### 文書の抜粋

なお、HLBとは、親水性疎水性バランス(Hydrophile Lipophile Balance)の略であって、乳化剤が親水性か親油性かを知る指標となるもので、0~20の値をとる。HLB値が小さい程、親油性が強いことを示し、大きい程、親水性が強いことを示す。
【0026】
レシチンとはホスファチジルコリン、ホスファチジルエタノールアミン、ホスファチジルイノシトール、ホスファチジン酸、ホスファチジルセリン等のリン脂質の混合物をいい、具体的には大豆、なたね、ひまわり、卵などから得られるペースト状のレシチンや、これらを粉末化した高純度レシチン、溶剤で分画した分画レシチン、酵素処理したリゾレシチンなどを使用できる。
【0027】
HLBが5以上である乳化剤としては特に限定するものではないが、有機酸モノグリセリド、ポリグリセリン脂肪酸エステル、及びショ糖脂肪酸エステルからなる群より選ばれる1種、又は2種以上を含有することが好ましい。より好ましくはHLBが5~10である有機酸モノグリセリド、ポリグリセリン脂肪酸エステル、及びショ糖脂肪酸エステルからなる群より1種以上を選択してなる乳化剤と、HLBが11~16であるポリグリセリン脂肪酸エステルを併用することである。
【0028】
前記HLBが5~10である有機酸モノグリセリド、ポリグリセリン脂肪酸エステル、及びショ糖脂肪酸エステルのHLBは、好ましくは5~8である。さらにその主要構成脂肪酸は、好ましくは炭素数16~22の飽和脂肪酸であり、より好ましくはパルミチン酸、又はステアリン酸であり、ステアリン酸が特に好ましい。なお、本願の主要構成脂肪酸とは構成脂肪酸中で最も多い脂肪酸のことである。

######

■ **取り組むこと**
a – 乳化剤に関する文章について、次の問いに答える。
(i) HLB値が大きいほど、何が強いことを示すか。
(ii) レシチンを得る原料として挙げられているものは何か。
(iii) 本願でいう「主要構成脂肪酸」とは何のことか。
b – 乳化剤に関する文章を、最後の文のあとから書き進める。

### データセットの内容

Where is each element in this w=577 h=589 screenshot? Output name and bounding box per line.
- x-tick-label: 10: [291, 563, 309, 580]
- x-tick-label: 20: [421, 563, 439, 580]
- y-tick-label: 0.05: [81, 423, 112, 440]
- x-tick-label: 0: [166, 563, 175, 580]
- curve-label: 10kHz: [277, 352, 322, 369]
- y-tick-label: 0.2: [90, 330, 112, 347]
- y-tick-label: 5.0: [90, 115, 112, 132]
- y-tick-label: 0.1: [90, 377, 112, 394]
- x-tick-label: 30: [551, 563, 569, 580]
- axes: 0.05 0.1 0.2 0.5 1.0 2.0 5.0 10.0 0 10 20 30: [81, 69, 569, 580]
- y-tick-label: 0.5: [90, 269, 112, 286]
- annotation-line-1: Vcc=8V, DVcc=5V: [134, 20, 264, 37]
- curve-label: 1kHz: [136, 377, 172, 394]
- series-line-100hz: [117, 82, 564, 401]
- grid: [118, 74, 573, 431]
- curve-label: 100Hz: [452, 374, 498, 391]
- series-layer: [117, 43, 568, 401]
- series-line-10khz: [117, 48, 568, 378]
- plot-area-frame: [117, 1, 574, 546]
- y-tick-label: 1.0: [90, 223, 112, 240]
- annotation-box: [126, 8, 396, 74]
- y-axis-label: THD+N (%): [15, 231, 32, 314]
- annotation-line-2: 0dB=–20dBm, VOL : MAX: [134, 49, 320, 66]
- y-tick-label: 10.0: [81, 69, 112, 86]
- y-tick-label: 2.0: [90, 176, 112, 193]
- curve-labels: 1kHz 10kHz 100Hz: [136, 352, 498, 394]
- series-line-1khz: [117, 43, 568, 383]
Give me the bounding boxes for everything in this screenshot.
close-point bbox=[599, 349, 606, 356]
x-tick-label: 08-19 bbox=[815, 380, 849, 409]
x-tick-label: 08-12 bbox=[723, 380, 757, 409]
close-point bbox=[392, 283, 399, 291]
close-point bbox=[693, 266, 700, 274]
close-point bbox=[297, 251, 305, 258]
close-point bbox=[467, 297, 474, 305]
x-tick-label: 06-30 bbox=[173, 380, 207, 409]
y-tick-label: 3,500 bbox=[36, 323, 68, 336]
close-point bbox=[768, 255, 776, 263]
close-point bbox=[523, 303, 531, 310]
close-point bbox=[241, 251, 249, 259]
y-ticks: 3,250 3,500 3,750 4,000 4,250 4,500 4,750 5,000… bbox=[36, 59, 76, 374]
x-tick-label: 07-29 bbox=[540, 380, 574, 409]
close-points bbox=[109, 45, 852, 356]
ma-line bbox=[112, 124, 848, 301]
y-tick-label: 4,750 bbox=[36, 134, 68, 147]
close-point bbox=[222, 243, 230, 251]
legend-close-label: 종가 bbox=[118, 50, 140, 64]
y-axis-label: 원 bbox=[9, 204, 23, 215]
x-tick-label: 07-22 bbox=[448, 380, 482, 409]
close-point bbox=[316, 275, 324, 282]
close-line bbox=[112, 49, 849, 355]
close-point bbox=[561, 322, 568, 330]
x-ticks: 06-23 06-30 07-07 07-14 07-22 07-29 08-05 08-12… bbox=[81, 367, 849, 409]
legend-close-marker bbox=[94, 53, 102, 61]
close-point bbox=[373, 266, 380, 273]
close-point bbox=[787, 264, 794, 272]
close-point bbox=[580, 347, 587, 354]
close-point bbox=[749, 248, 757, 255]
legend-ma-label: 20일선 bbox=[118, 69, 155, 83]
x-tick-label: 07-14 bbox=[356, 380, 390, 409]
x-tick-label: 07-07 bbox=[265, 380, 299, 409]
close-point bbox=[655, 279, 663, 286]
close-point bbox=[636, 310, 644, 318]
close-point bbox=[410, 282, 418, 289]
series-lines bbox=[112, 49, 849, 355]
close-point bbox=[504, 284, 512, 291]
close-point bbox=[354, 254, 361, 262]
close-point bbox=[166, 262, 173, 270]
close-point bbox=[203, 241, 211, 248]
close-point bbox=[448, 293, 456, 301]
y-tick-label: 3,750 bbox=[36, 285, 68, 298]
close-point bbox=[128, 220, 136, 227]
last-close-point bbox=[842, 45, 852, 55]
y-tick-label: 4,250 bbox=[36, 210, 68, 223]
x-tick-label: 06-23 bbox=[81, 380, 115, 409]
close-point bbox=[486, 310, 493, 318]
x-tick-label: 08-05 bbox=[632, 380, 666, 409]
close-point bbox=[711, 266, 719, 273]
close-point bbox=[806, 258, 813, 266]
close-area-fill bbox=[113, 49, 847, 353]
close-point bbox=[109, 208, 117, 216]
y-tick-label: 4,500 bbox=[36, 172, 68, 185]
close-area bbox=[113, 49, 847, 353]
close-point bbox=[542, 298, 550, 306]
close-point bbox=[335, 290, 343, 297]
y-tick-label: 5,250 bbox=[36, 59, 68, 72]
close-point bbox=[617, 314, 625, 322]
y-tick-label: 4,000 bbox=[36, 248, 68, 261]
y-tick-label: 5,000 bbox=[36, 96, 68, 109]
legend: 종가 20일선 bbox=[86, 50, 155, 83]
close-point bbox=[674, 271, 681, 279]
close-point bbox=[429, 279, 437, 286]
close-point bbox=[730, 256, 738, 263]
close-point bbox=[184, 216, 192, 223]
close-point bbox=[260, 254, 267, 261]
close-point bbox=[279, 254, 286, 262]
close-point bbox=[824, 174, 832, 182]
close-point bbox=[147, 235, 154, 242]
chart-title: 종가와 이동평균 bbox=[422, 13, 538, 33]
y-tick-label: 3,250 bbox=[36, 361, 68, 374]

######

■ **設問別の解答**
a –
(i) 親水性
(ii) 大豆、なたね、ひまわり、卵
(iii) 構成脂肪酸中で最も多い脂肪酸

b –
【0029】
前記HLBが11~16であるポリグリセリン脂肪酸エステルのHLBは、12~14であることが好ましい。
【0030】
本組成物中の乳化剤の含有量としては特に限定されないが、0.01~5.0質量%であることが好ましく、より好ましくは0.05~3.0質量%であり、0.1~2.0質量%が特に好ましい。
【0031】
本組成物のより好ましい様態として増粘多糖類を含有する。増粘多糖類とは一般に高い粘性をもち、複数の糖からなる水溶性の多糖類を指すが、本発明で用いられる増粘多糖類としては、キサンタンガム、ローカストビーンガム、ペクチン、タマリンドシードガム、グアーガム、ジェランガム、カードラン、プルラン、アルギン酸ナトリウム、カラギーナンなどのガム質が挙げられ、これらの1種、又は2種以上を組み合わせて用いることができる。これらの中で、キサンタンガム、タマリンドシードガム、グアーガムが好ましく、キサンタンガムが特に好ましい。本組成物中における増粘多糖類の含有量は特に限定されないが、本組成物の総質量に対して0.01~1.0質量%が好ましい。
【0032】
本組成物は、前記成分以外に必要に応じてその他の原材料を含むことができる。例えば、デンプン類、デキストリン、食物繊維、酸化防止剤、着色料、pH調整剤、ビタミン、ミネラルなどが挙げられる。これらは、本発明の効果を損ねない範囲で含有することができる。
【0033】
本組成物は、水分を含有する。含有量としては本組成物中の水飴及び/又は還元水飴、増粘多糖類、乳化剤、水溶性の呈味成分や香料などの水溶性成分を溶解することができる量であればよく、本発明の効果を損ねない範囲で適宜調節することができる。
【0034】
次に本組成物の製造方法について述べる。本組成物は、特に限定されないが、従来の水中油型乳化組成物の製造方法と同様の方法により製造することができる。本発明の水中油型乳化組成物の製造方法は、水溶性成分を水に溶解させて水相部を得る工程と、油溶性成分を食用油脂に溶解させて油相部を得る工程、得られた水相部に油相部を添加して水中油型に乳化する工程とを備える。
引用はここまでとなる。